**THE TASK**
Identify the lines that contain the word "PACK" and copy each one.

**DATASET ENTRIES**
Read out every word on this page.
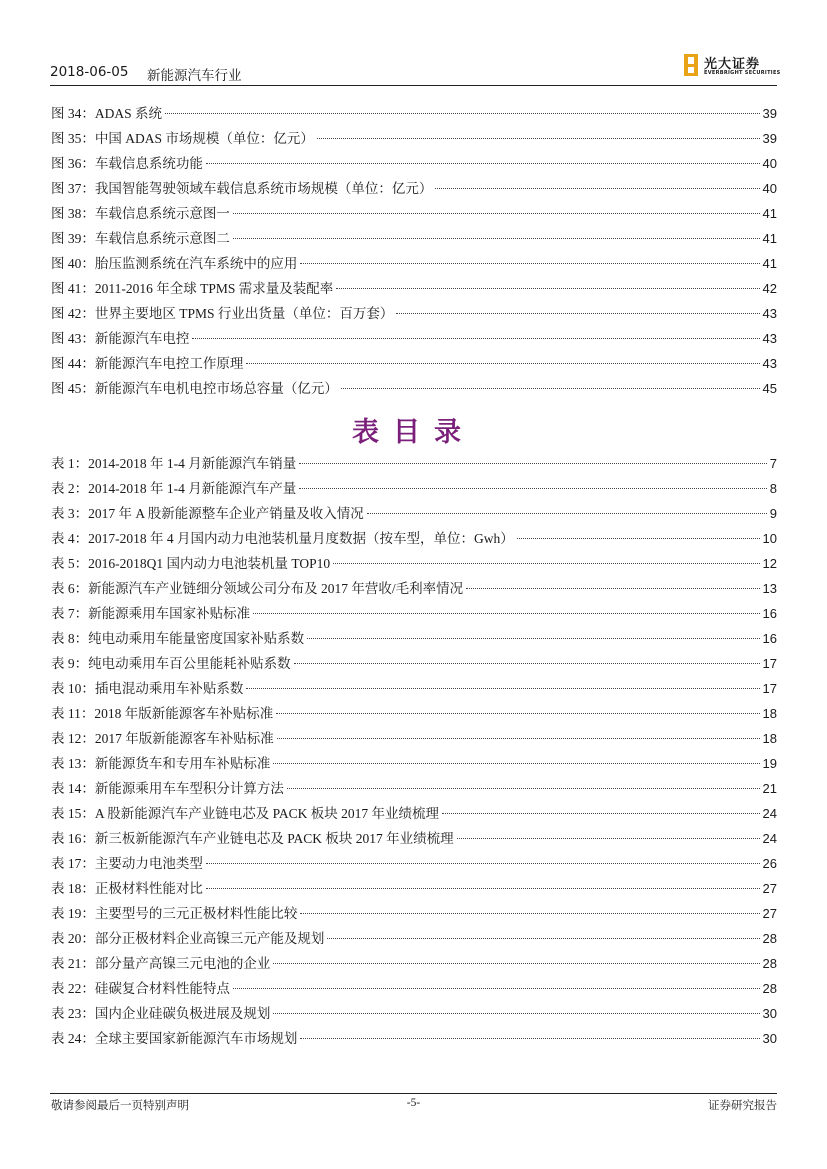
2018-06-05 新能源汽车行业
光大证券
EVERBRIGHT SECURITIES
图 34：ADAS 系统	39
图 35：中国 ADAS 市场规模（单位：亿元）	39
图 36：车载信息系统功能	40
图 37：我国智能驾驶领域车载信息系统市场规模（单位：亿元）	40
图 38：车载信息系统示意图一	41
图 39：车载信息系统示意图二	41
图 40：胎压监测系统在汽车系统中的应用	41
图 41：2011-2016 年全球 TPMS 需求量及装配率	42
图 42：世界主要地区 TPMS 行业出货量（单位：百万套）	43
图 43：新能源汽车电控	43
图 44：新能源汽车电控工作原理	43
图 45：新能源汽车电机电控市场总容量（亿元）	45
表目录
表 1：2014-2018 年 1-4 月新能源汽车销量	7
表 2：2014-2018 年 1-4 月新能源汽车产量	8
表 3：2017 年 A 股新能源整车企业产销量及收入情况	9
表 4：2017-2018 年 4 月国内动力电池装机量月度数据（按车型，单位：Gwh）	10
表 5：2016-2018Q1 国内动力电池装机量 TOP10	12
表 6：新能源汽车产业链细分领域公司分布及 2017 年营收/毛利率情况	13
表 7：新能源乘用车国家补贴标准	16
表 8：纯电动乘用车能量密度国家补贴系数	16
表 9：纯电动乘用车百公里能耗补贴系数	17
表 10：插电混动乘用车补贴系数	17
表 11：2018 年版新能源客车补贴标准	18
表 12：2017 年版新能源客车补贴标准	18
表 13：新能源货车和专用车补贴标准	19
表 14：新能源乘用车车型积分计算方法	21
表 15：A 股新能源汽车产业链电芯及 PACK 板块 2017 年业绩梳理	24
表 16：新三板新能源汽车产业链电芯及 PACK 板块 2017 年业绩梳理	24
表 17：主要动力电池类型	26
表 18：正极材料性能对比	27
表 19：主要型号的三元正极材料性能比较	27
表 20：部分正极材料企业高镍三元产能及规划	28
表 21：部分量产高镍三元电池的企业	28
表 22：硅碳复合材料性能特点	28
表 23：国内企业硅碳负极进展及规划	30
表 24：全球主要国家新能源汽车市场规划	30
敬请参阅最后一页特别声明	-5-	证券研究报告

**SOLUTION**
表 15：A 股新能源汽车产业链电芯及 PACK 板块 2017 年业绩梳理	24
表 16：新三板新能源汽车产业链电芯及 PACK 板块 2017 年业绩梳理	24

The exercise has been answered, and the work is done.